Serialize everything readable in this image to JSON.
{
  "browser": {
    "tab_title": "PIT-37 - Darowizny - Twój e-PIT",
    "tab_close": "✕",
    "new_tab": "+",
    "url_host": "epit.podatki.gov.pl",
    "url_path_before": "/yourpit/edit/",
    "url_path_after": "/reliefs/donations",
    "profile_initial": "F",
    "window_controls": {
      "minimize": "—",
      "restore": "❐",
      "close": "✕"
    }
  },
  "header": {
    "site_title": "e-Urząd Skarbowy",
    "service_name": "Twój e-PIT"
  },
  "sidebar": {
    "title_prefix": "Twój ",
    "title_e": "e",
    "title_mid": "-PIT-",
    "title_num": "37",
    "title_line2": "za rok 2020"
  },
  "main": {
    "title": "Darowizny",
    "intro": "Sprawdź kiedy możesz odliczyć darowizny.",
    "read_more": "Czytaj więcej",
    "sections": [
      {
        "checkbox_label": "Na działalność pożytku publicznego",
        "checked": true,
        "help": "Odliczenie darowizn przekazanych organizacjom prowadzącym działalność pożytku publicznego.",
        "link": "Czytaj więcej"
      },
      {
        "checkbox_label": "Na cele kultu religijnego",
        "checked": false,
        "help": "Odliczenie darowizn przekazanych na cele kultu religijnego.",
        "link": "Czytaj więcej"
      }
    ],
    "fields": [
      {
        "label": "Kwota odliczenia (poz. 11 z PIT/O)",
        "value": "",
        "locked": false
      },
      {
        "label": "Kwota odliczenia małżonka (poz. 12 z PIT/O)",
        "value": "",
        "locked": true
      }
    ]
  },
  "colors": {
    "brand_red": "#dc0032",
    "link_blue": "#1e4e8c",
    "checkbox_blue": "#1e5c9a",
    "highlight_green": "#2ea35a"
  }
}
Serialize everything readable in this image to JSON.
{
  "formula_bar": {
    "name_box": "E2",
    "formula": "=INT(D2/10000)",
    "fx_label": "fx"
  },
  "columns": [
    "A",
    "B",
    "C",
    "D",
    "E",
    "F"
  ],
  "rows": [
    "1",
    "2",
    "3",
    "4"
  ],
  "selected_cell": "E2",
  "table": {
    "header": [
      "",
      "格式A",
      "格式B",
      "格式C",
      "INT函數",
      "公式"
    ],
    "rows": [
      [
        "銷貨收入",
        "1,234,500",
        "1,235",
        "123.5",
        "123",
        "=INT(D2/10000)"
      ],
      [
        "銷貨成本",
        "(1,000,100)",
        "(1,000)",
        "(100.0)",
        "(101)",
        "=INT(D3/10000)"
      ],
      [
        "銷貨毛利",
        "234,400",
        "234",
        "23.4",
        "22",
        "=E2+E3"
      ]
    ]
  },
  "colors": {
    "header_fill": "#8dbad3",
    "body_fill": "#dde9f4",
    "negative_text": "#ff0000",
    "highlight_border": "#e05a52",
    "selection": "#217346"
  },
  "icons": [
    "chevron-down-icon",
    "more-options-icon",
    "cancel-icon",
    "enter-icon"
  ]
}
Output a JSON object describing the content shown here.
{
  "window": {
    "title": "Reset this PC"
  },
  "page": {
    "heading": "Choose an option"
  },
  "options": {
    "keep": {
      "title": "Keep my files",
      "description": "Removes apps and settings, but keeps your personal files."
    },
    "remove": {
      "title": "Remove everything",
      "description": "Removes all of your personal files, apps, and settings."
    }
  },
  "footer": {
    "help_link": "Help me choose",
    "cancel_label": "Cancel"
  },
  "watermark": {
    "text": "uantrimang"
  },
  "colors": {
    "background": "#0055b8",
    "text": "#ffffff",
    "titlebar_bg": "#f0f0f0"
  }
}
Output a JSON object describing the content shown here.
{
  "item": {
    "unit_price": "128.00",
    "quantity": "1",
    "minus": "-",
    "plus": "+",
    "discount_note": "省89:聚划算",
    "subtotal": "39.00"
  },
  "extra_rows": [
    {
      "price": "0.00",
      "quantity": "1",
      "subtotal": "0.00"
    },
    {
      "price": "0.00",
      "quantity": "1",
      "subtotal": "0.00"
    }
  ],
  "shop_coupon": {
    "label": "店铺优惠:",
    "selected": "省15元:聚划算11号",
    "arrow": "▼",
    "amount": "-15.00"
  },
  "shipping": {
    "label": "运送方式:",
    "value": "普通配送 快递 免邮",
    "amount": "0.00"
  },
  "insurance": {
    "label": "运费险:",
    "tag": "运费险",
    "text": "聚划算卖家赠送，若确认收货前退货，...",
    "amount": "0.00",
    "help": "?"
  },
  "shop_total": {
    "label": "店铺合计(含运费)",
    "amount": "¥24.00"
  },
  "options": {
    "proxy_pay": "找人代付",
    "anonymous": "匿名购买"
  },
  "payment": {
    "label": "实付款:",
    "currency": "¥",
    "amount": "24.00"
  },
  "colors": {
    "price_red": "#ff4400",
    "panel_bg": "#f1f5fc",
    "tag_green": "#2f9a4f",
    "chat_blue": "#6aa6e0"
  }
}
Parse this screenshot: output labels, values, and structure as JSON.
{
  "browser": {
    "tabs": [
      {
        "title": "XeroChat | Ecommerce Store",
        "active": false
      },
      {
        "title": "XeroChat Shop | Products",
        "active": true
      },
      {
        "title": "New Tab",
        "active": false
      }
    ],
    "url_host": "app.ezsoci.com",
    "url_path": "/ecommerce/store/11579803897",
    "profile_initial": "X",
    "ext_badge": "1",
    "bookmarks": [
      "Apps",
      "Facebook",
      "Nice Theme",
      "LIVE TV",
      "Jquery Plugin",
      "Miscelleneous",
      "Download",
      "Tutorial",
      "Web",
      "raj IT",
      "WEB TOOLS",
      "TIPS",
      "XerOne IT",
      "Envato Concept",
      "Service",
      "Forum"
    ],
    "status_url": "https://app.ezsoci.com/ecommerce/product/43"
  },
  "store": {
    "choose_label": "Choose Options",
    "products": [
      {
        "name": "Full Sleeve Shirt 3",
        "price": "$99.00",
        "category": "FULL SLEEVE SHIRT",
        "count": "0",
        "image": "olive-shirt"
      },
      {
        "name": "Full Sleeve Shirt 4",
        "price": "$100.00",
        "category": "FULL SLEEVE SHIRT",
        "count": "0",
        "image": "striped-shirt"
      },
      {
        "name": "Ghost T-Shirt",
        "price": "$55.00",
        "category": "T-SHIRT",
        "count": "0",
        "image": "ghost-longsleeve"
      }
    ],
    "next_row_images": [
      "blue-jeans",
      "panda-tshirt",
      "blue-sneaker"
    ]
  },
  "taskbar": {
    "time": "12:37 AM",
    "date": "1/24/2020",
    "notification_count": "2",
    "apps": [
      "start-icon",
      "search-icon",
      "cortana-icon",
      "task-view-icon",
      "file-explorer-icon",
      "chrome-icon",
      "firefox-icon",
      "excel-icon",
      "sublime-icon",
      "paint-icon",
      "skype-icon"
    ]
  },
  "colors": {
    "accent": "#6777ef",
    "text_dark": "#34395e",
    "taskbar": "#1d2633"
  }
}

--------------------------------------------------

**EXERCISE**
Copy every line exactly. Leave nothing out.

**ANSWER TO THE PROBLEM**
Serialize everything readable in this image to JSON.
{
  "browser": {
    "tab_title": "PIT-37 - Darowizny - Twój e-PIT",
    "tab_close": "✕",
    "new_tab": "+",
    "url_host": "epit.podatki.gov.pl",
    "url_path_before": "/yourpit/edit/",
    "url_path_after": "/reliefs/donations",
    "profile_initial": "F",
    "window_controls": {
      "minimize": "—",
      "restore": "❐",
      "close": "✕"
    }
  },
  "header": {
    "site_title": "e-Urząd Skarbowy",
    "service_name": "Twój e-PIT"
  },
  "sidebar": {
    "title_prefix": "Twój ",
    "title_e": "e",
    "title_mid": "-PIT-",
    "title_num": "37",
    "title_line2": "za rok 2020"
  },
  "main": {
    "title": "Darowizny",
    "intro": "Sprawdź kiedy możesz odliczyć darowizny.",
    "read_more": "Czytaj więcej",
    "sections": [
      {
        "checkbox_label": "Na działalność pożytku publicznego",
        "checked": true,
        "help": "Odliczenie darowizn przekazanych organizacjom prowadzącym działalność pożytku publicznego.",
        "link": "Czytaj więcej"
      },
      {
        "checkbox_label": "Na cele kultu religijnego",
        "checked": false,
        "help": "Odliczenie darowizn przekazanych na cele kultu religijnego.",
        "link": "Czytaj więcej"
      }
    ],
    "fields": [
      {
        "label": "Kwota odliczenia (poz. 11 z PIT/O)",
        "value": "",
        "locked": false
      },
      {
        "label": "Kwota odliczenia małżonka (poz. 12 z PIT/O)",
        "value": "",
        "locked": true
      }
    ]
  },
  "colors": {
    "brand_red": "#dc0032",
    "link_blue": "#1e4e8c",
    "checkbox_blue": "#1e5c9a",
    "highlight_green": "#2ea35a"
  }
}
Serialize everything readable in this image to JSON.
{
  "formula_bar": {
    "name_box": "E2",
    "formula": "=INT(D2/10000)",
    "fx_label": "fx"
  },
  "columns": [
    "A",
    "B",
    "C",
    "D",
    "E",
    "F"
  ],
  "rows": [
    "1",
    "2",
    "3",
    "4"
  ],
  "selected_cell": "E2",
  "table": {
    "header": [
      "",
      "格式A",
      "格式B",
      "格式C",
      "INT函數",
      "公式"
    ],
    "rows": [
      [
        "銷貨收入",
        "1,234,500",
        "1,235",
        "123.5",
        "123",
        "=INT(D2/10000)"
      ],
      [
        "銷貨成本",
        "(1,000,100)",
        "(1,000)",
        "(100.0)",
        "(101)",
        "=INT(D3/10000)"
      ],
      [
        "銷貨毛利",
        "234,400",
        "234",
        "23.4",
        "22",
        "=E2+E3"
      ]
    ]
  },
  "colors": {
    "header_fill": "#8dbad3",
    "body_fill": "#dde9f4",
    "negative_text": "#ff0000",
    "highlight_border": "#e05a52",
    "selection": "#217346"
  },
  "icons": [
    "chevron-down-icon",
    "more-options-icon",
    "cancel-icon",
    "enter-icon"
  ]
}
Output a JSON object describing the content shown here.
{
  "window": {
    "title": "Reset this PC"
  },
  "page": {
    "heading": "Choose an option"
  },
  "options": {
    "keep": {
      "title": "Keep my files",
      "description": "Removes apps and settings, but keeps your personal files."
    },
    "remove": {
      "title": "Remove everything",
      "description": "Removes all of your personal files, apps, and settings."
    }
  },
  "footer": {
    "help_link": "Help me choose",
    "cancel_label": "Cancel"
  },
  "watermark": {
    "text": "uantrimang"
  },
  "colors": {
    "background": "#0055b8",
    "text": "#ffffff",
    "titlebar_bg": "#f0f0f0"
  }
}
Output a JSON object describing the content shown here.
{
  "item": {
    "unit_price": "128.00",
    "quantity": "1",
    "minus": "-",
    "plus": "+",
    "discount_note": "省89:聚划算",
    "subtotal": "39.00"
  },
  "extra_rows": [
    {
      "price": "0.00",
      "quantity": "1",
      "subtotal": "0.00"
    },
    {
      "price": "0.00",
      "quantity": "1",
      "subtotal": "0.00"
    }
  ],
  "shop_coupon": {
    "label": "店铺优惠:",
    "selected": "省15元:聚划算11号",
    "arrow": "▼",
    "amount": "-15.00"
  },
  "shipping": {
    "label": "运送方式:",
    "value": "普通配送 快递 免邮",
    "amount": "0.00"
  },
  "insurance": {
    "label": "运费险:",
    "tag": "运费险",
    "text": "聚划算卖家赠送，若确认收货前退货，...",
    "amount": "0.00",
    "help": "?"
  },
  "shop_total": {
    "label": "店铺合计(含运费)",
    "amount": "¥24.00"
  },
  "options": {
    "proxy_pay": "找人代付",
    "anonymous": "匿名购买"
  },
  "payment": {
    "label": "实付款:",
    "currency": "¥",
    "amount": "24.00"
  },
  "colors": {
    "price_red": "#ff4400",
    "panel_bg": "#f1f5fc",
    "tag_green": "#2f9a4f",
    "chat_blue": "#6aa6e0"
  }
}
Parse this screenshot: output labels, values, and structure as JSON.
{
  "browser": {
    "tabs": [
      {
        "title": "XeroChat | Ecommerce Store",
        "active": false
      },
      {
        "title": "XeroChat Shop | Products",
        "active": true
      },
      {
        "title": "New Tab",
        "active": false
      }
    ],
    "url_host": "app.ezsoci.com",
    "url_path": "/ecommerce/store/11579803897",
    "profile_initial": "X",
    "ext_badge": "1",
    "bookmarks": [
      "Apps",
      "Facebook",
      "Nice Theme",
      "LIVE TV",
      "Jquery Plugin",
      "Miscelleneous",
      "Download",
      "Tutorial",
      "Web",
      "raj IT",
      "WEB TOOLS",
      "TIPS",
      "XerOne IT",
      "Envato Concept",
      "Service",
      "Forum"
    ],
    "status_url": "https://app.ezsoci.com/ecommerce/product/43"
  },
  "store": {
    "choose_label": "Choose Options",
    "products": [
      {
        "name": "Full Sleeve Shirt 3",
        "price": "$99.00",
        "category": "FULL SLEEVE SHIRT",
        "count": "0",
        "image": "olive-shirt"
      },
      {
        "name": "Full Sleeve Shirt 4",
        "price": "$100.00",
        "category": "FULL SLEEVE SHIRT",
        "count": "0",
        "image": "striped-shirt"
      },
      {
        "name": "Ghost T-Shirt",
        "price": "$55.00",
        "category": "T-SHIRT",
        "count": "0",
        "image": "ghost-longsleeve"
      }
    ],
    "next_row_images": [
      "blue-jeans",
      "panda-tshirt",
      "blue-sneaker"
    ]
  },
  "taskbar": {
    "time": "12:37 AM",
    "date": "1/24/2020",
    "notification_count": "2",
    "apps": [
      "start-icon",
      "search-icon",
      "cortana-icon",
      "task-view-icon",
      "file-explorer-icon",
      "chrome-icon",
      "firefox-icon",
      "excel-icon",
      "sublime-icon",
      "paint-icon",
      "skype-icon"
    ]
  },
  "colors": {
    "accent": "#6777ef",
    "text_dark": "#34395e",
    "taskbar": "#1d2633"
  }
}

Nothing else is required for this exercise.